— Begin Dataset —

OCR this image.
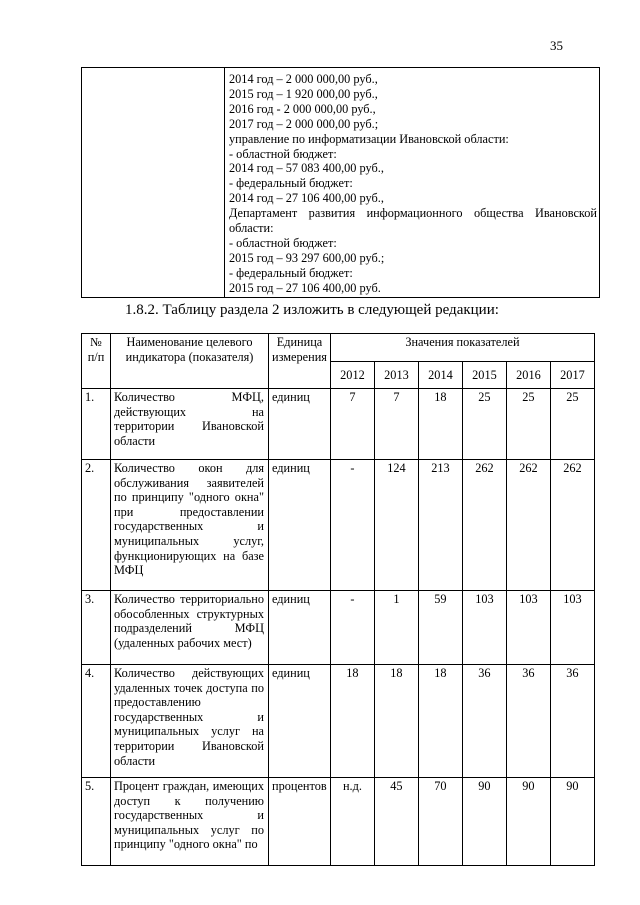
35
2014 год – 2 000 000,00 руб.,
2015 год – 1 920 000,00 руб.,
2016 год - 2 000 000,00 руб.,
2017 год – 2 000 000,00 руб.;
управление по информатизации Ивановской области:
- областной бюджет:
2014 год – 57 083 400,00 руб.,
- федеральный бюджет:
2014 год – 27 106 400,00 руб.,
Департамент развития информационного общества Ивановской области:
- областной бюджет:
2015 год – 93 297 600,00 руб.;
- федеральный бюджет:
2015 год – 27 106 400,00 руб.
1.8.2. Таблицу раздела 2 изложить в следующей редакции:
№ п/п	Наименование целевого индикатора (показателя)	Единица измерения	Значения показателей					
			2012	2013	2014	2015	2016	2017
1.	Количество МФЦ, действующих на территории Ивановской области	единиц	7	7	18	25	25	25
2.	Количество окон для обслуживания заявителей по принципу "одного окна" при предоставлении государственных и муниципальных услуг, функционирующих на базе МФЦ	единиц	-	124	213	262	262	262
3.	Количество территориально обособленных структурных подразделений МФЦ (удаленных рабочих мест)	единиц	-	1	59	103	103	103
4.	Количество действующих удаленных точек доступа по предоставлению государственных и муниципальных услуг на территории Ивановской области	единиц	18	18	18	36	36	36
5.	Процент граждан, имеющих доступ к получению государственных и муниципальных услуг по принципу "одного окна" по	процентов	н.д.	45	70	90	90	90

— End Dataset —

◆ **Exercise description**
Extract all the entries word for word; omit any pictures.

◆ **Exercise result**
OCR this image.
35
2014 год – 2 000 000,00 руб.,
2015 год – 1 920 000,00 руб.,
2016 год - 2 000 000,00 руб.,
2017 год – 2 000 000,00 руб.;
управление по информатизации Ивановской области:
- областной бюджет:
2014 год – 57 083 400,00 руб.,
- федеральный бюджет:
2014 год – 27 106 400,00 руб.,
Департамент развития информационного общества Ивановской области:
- областной бюджет:
2015 год – 93 297 600,00 руб.;
- федеральный бюджет:
2015 год – 27 106 400,00 руб.
1.8.2. Таблицу раздела 2 изложить в следующей редакции:
№ п/п	Наименование целевого индикатора (показателя)	Единица измерения	Значения показателей					
			2012	2013	2014	2015	2016	2017
1.	Количество МФЦ, действующих на территории Ивановской области	единиц	7	7	18	25	25	25
2.	Количество окон для обслуживания заявителей по принципу "одного окна" при предоставлении государственных и муниципальных услуг, функционирующих на базе МФЦ	единиц	-	124	213	262	262	262
3.	Количество территориально обособленных структурных подразделений МФЦ (удаленных рабочих мест)	единиц	-	1	59	103	103	103
4.	Количество действующих удаленных точек доступа по предоставлению государственных и муниципальных услуг на территории Ивановской области	единиц	18	18	18	36	36	36
5.	Процент граждан, имеющих доступ к получению государственных и муниципальных услуг по принципу "одного окна" по	процентов	н.д.	45	70	90	90	90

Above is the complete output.